Start of Data excerpts

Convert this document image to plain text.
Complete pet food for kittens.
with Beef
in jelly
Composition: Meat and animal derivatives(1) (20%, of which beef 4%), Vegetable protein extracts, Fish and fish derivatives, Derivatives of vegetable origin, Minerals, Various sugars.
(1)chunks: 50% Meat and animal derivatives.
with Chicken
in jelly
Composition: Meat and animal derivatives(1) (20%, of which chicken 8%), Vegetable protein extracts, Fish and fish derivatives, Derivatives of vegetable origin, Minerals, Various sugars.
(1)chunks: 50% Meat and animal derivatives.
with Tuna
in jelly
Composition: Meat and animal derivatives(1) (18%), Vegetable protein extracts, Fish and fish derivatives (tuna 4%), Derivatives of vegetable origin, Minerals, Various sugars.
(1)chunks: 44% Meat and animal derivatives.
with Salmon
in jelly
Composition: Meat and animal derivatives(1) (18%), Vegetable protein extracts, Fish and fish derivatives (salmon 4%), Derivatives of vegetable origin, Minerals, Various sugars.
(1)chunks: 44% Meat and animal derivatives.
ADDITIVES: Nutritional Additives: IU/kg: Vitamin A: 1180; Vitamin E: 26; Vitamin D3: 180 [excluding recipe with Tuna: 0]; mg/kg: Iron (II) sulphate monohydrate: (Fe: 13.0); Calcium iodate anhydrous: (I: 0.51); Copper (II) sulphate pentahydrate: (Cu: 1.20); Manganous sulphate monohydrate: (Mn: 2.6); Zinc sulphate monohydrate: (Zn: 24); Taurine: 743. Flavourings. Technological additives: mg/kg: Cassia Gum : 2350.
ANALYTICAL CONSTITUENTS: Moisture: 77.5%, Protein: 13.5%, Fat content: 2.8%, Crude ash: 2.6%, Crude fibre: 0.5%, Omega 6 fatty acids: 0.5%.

End of Data excerpts

→ Task details: Write out every line of the records exactly.

→ Task solution:
Convert this document image to plain text.
Complete pet food for kittens.
with Beef
in jelly
Composition: Meat and animal derivatives(1) (20%, of which beef 4%), Vegetable protein extracts, Fish and fish derivatives, Derivatives of vegetable origin, Minerals, Various sugars.
(1)chunks: 50% Meat and animal derivatives.
with Chicken
in jelly
Composition: Meat and animal derivatives(1) (20%, of which chicken 8%), Vegetable protein extracts, Fish and fish derivatives, Derivatives of vegetable origin, Minerals, Various sugars.
(1)chunks: 50% Meat and animal derivatives.
with Tuna
in jelly
Composition: Meat and animal derivatives(1) (18%), Vegetable protein extracts, Fish and fish derivatives (tuna 4%), Derivatives of vegetable origin, Minerals, Various sugars.
(1)chunks: 44% Meat and animal derivatives.
with Salmon
in jelly
Composition: Meat and animal derivatives(1) (18%), Vegetable protein extracts, Fish and fish derivatives (salmon 4%), Derivatives of vegetable origin, Minerals, Various sugars.
(1)chunks: 44% Meat and animal derivatives.
ADDITIVES: Nutritional Additives: IU/kg: Vitamin A: 1180; Vitamin E: 26; Vitamin D3: 180 [excluding recipe with Tuna: 0]; mg/kg: Iron (II) sulphate monohydrate: (Fe: 13.0); Calcium iodate anhydrous: (I: 0.51); Copper (II) sulphate pentahydrate: (Cu: 1.20); Manganous sulphate monohydrate: (Mn: 2.6); Zinc sulphate monohydrate: (Zn: 24); Taurine: 743. Flavourings. Technological additives: mg/kg: Cassia Gum : 2350.
ANALYTICAL CONSTITUENTS: Moisture: 77.5%, Protein: 13.5%, Fat content: 2.8%, Crude ash: 2.6%, Crude fibre: 0.5%, Omega 6 fatty acids: 0.5%.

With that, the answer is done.